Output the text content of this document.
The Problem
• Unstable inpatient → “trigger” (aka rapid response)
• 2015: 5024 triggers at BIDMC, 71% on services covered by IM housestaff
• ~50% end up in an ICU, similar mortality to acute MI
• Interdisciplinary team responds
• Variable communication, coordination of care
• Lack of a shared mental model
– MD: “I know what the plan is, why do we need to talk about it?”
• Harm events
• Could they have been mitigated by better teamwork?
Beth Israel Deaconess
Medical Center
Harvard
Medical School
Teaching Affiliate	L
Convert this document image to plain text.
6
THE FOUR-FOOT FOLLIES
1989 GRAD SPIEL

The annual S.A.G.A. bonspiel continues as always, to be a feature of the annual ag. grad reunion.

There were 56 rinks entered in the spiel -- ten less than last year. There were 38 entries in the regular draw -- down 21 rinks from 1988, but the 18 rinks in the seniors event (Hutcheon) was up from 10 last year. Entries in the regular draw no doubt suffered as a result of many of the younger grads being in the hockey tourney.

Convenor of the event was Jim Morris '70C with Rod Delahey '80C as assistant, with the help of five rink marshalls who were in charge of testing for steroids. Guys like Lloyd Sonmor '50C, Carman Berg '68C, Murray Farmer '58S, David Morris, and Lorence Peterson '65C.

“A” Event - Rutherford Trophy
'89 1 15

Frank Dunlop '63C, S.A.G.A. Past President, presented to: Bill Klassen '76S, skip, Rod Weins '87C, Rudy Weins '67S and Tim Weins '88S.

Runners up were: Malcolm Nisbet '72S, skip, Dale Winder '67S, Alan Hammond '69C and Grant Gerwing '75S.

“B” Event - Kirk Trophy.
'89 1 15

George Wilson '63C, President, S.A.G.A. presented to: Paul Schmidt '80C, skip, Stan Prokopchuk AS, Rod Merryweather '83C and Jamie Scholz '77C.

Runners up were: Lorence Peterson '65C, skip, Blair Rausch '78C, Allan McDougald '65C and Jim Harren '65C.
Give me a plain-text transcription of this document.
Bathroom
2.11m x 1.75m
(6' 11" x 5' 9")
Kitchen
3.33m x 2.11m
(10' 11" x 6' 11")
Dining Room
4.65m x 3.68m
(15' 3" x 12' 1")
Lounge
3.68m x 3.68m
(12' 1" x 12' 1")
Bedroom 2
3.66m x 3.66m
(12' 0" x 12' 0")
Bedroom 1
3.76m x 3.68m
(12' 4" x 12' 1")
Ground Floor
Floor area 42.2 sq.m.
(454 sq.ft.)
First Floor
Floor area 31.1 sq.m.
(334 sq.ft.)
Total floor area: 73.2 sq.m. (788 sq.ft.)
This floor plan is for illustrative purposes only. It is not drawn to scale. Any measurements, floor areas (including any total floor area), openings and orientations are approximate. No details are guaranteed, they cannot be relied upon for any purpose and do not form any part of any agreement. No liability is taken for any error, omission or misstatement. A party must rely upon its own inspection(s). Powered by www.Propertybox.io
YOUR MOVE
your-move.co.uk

☆ ☆ ☆ ☆

Task details:
Quote all of the entries exactly as they appear.

Problem solution:
Output the text content of this document.
The Problem
• Unstable inpatient → “trigger” (aka rapid response)
• 2015: 5024 triggers at BIDMC, 71% on services covered by IM housestaff
• ~50% end up in an ICU, similar mortality to acute MI
• Interdisciplinary team responds
• Variable communication, coordination of care
• Lack of a shared mental model
– MD: “I know what the plan is, why do we need to talk about it?”
• Harm events
• Could they have been mitigated by better teamwork?
Beth Israel Deaconess
Medical Center
Harvard
Medical School
Teaching Affiliate	L
Convert this document image to plain text.
6
THE FOUR-FOOT FOLLIES
1989 GRAD SPIEL

The annual S.A.G.A. bonspiel continues as always, to be a feature of the annual ag. grad reunion.

There were 56 rinks entered in the spiel -- ten less than last year. There were 38 entries in the regular draw -- down 21 rinks from 1988, but the 18 rinks in the seniors event (Hutcheon) was up from 10 last year. Entries in the regular draw no doubt suffered as a result of many of the younger grads being in the hockey tourney.

Convenor of the event was Jim Morris '70C with Rod Delahey '80C as assistant, with the help of five rink marshalls who were in charge of testing for steroids. Guys like Lloyd Sonmor '50C, Carman Berg '68C, Murray Farmer '58S, David Morris, and Lorence Peterson '65C.

“A” Event - Rutherford Trophy
'89 1 15

Frank Dunlop '63C, S.A.G.A. Past President, presented to: Bill Klassen '76S, skip, Rod Weins '87C, Rudy Weins '67S and Tim Weins '88S.

Runners up were: Malcolm Nisbet '72S, skip, Dale Winder '67S, Alan Hammond '69C and Grant Gerwing '75S.

“B” Event - Kirk Trophy.
'89 1 15

George Wilson '63C, President, S.A.G.A. presented to: Paul Schmidt '80C, skip, Stan Prokopchuk AS, Rod Merryweather '83C and Jamie Scholz '77C.

Runners up were: Lorence Peterson '65C, skip, Blair Rausch '78C, Allan McDougald '65C and Jim Harren '65C.
Give me a plain-text transcription of this document.
Bathroom
2.11m x 1.75m
(6' 11" x 5' 9")
Kitchen
3.33m x 2.11m
(10' 11" x 6' 11")
Dining Room
4.65m x 3.68m
(15' 3" x 12' 1")
Lounge
3.68m x 3.68m
(12' 1" x 12' 1")
Bedroom 2
3.66m x 3.66m
(12' 0" x 12' 0")
Bedroom 1
3.76m x 3.68m
(12' 4" x 12' 1")
Ground Floor
Floor area 42.2 sq.m.
(454 sq.ft.)
First Floor
Floor area 31.1 sq.m.
(334 sq.ft.)
Total floor area: 73.2 sq.m. (788 sq.ft.)
This floor plan is for illustrative purposes only. It is not drawn to scale. Any measurements, floor areas (including any total floor area), openings and orientations are approximate. No details are guaranteed, they cannot be relied upon for any purpose and do not form any part of any agreement. No liability is taken for any error, omission or misstatement. A party must rely upon its own inspection(s). Powered by www.Propertybox.io
YOUR MOVE
your-move.co.uk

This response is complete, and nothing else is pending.